**ENTRIES PROVIDED:**
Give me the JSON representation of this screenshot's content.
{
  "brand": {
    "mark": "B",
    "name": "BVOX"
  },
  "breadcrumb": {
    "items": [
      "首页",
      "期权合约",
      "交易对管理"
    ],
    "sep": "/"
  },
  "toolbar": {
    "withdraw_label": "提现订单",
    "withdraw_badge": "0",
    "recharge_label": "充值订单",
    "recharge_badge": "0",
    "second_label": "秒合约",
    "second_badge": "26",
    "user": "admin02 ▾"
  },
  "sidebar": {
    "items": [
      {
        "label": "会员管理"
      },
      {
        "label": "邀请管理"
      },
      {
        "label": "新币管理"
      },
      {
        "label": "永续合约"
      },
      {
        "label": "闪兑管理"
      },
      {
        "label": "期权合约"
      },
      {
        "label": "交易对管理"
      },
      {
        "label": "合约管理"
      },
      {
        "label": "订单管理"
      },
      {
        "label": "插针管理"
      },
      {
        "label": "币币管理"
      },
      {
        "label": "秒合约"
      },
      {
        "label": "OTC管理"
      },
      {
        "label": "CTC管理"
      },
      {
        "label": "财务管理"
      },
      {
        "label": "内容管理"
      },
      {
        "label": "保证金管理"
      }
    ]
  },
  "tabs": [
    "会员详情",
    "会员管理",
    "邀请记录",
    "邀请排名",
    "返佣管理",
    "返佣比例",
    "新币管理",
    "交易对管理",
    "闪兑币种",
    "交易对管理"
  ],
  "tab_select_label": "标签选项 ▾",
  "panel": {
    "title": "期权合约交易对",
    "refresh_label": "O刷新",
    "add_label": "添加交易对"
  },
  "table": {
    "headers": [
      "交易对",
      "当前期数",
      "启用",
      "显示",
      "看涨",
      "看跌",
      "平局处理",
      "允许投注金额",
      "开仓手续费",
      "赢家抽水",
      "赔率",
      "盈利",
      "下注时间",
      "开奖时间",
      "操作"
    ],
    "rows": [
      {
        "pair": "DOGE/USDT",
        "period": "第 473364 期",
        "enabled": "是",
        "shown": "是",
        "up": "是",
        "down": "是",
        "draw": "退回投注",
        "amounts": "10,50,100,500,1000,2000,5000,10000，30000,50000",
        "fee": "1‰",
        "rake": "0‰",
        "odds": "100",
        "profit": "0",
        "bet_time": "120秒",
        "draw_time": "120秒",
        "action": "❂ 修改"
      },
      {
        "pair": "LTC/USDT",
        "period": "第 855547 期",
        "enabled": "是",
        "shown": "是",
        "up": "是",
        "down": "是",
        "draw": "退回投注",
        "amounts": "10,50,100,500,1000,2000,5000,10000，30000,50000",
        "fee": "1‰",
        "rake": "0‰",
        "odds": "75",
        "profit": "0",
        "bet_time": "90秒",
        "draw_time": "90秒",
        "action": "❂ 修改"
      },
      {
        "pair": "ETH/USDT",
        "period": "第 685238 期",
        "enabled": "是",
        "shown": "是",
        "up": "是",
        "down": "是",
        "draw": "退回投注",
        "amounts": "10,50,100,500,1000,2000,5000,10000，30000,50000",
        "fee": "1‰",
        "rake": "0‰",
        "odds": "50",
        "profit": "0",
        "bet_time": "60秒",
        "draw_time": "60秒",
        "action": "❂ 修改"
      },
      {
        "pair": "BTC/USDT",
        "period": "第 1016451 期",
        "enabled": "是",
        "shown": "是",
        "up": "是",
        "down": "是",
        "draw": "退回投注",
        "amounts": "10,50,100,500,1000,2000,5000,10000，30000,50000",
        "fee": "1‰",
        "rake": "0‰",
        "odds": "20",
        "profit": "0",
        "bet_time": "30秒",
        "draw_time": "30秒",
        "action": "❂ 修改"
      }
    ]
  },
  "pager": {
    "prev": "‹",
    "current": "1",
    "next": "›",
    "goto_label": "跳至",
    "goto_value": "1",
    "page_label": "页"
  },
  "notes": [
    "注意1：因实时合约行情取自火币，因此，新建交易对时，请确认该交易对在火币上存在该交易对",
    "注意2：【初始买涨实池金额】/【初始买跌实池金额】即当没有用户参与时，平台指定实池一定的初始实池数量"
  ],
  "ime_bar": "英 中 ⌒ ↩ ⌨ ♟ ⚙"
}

**GIVEN REQUEST:** Repeat the material above exactly.

**RESULT:**
Give me the JSON representation of this screenshot's content.
{
  "brand": {
    "mark": "B",
    "name": "BVOX"
  },
  "breadcrumb": {
    "items": [
      "首页",
      "期权合约",
      "交易对管理"
    ],
    "sep": "/"
  },
  "toolbar": {
    "withdraw_label": "提现订单",
    "withdraw_badge": "0",
    "recharge_label": "充值订单",
    "recharge_badge": "0",
    "second_label": "秒合约",
    "second_badge": "26",
    "user": "admin02 ▾"
  },
  "sidebar": {
    "items": [
      {
        "label": "会员管理"
      },
      {
        "label": "邀请管理"
      },
      {
        "label": "新币管理"
      },
      {
        "label": "永续合约"
      },
      {
        "label": "闪兑管理"
      },
      {
        "label": "期权合约"
      },
      {
        "label": "交易对管理"
      },
      {
        "label": "合约管理"
      },
      {
        "label": "订单管理"
      },
      {
        "label": "插针管理"
      },
      {
        "label": "币币管理"
      },
      {
        "label": "秒合约"
      },
      {
        "label": "OTC管理"
      },
      {
        "label": "CTC管理"
      },
      {
        "label": "财务管理"
      },
      {
        "label": "内容管理"
      },
      {
        "label": "保证金管理"
      }
    ]
  },
  "tabs": [
    "会员详情",
    "会员管理",
    "邀请记录",
    "邀请排名",
    "返佣管理",
    "返佣比例",
    "新币管理",
    "交易对管理",
    "闪兑币种",
    "交易对管理"
  ],
  "tab_select_label": "标签选项 ▾",
  "panel": {
    "title": "期权合约交易对",
    "refresh_label": "O刷新",
    "add_label": "添加交易对"
  },
  "table": {
    "headers": [
      "交易对",
      "当前期数",
      "启用",
      "显示",
      "看涨",
      "看跌",
      "平局处理",
      "允许投注金额",
      "开仓手续费",
      "赢家抽水",
      "赔率",
      "盈利",
      "下注时间",
      "开奖时间",
      "操作"
    ],
    "rows": [
      {
        "pair": "DOGE/USDT",
        "period": "第 473364 期",
        "enabled": "是",
        "shown": "是",
        "up": "是",
        "down": "是",
        "draw": "退回投注",
        "amounts": "10,50,100,500,1000,2000,5000,10000，30000,50000",
        "fee": "1‰",
        "rake": "0‰",
        "odds": "100",
        "profit": "0",
        "bet_time": "120秒",
        "draw_time": "120秒",
        "action": "❂ 修改"
      },
      {
        "pair": "LTC/USDT",
        "period": "第 855547 期",
        "enabled": "是",
        "shown": "是",
        "up": "是",
        "down": "是",
        "draw": "退回投注",
        "amounts": "10,50,100,500,1000,2000,5000,10000，30000,50000",
        "fee": "1‰",
        "rake": "0‰",
        "odds": "75",
        "profit": "0",
        "bet_time": "90秒",
        "draw_time": "90秒",
        "action": "❂ 修改"
      },
      {
        "pair": "ETH/USDT",
        "period": "第 685238 期",
        "enabled": "是",
        "shown": "是",
        "up": "是",
        "down": "是",
        "draw": "退回投注",
        "amounts": "10,50,100,500,1000,2000,5000,10000，30000,50000",
        "fee": "1‰",
        "rake": "0‰",
        "odds": "50",
        "profit": "0",
        "bet_time": "60秒",
        "draw_time": "60秒",
        "action": "❂ 修改"
      },
      {
        "pair": "BTC/USDT",
        "period": "第 1016451 期",
        "enabled": "是",
        "shown": "是",
        "up": "是",
        "down": "是",
        "draw": "退回投注",
        "amounts": "10,50,100,500,1000,2000,5000,10000，30000,50000",
        "fee": "1‰",
        "rake": "0‰",
        "odds": "20",
        "profit": "0",
        "bet_time": "30秒",
        "draw_time": "30秒",
        "action": "❂ 修改"
      }
    ]
  },
  "pager": {
    "prev": "‹",
    "current": "1",
    "next": "›",
    "goto_label": "跳至",
    "goto_value": "1",
    "page_label": "页"
  },
  "notes": [
    "注意1：因实时合约行情取自火币，因此，新建交易对时，请确认该交易对在火币上存在该交易对",
    "注意2：【初始买涨实池金额】/【初始买跌实池金额】即当没有用户参与时，平台指定实池一定的初始实池数量"
  ],
  "ime_bar": "英 中 ⌒ ↩ ⌨ ♟ ⚙"
}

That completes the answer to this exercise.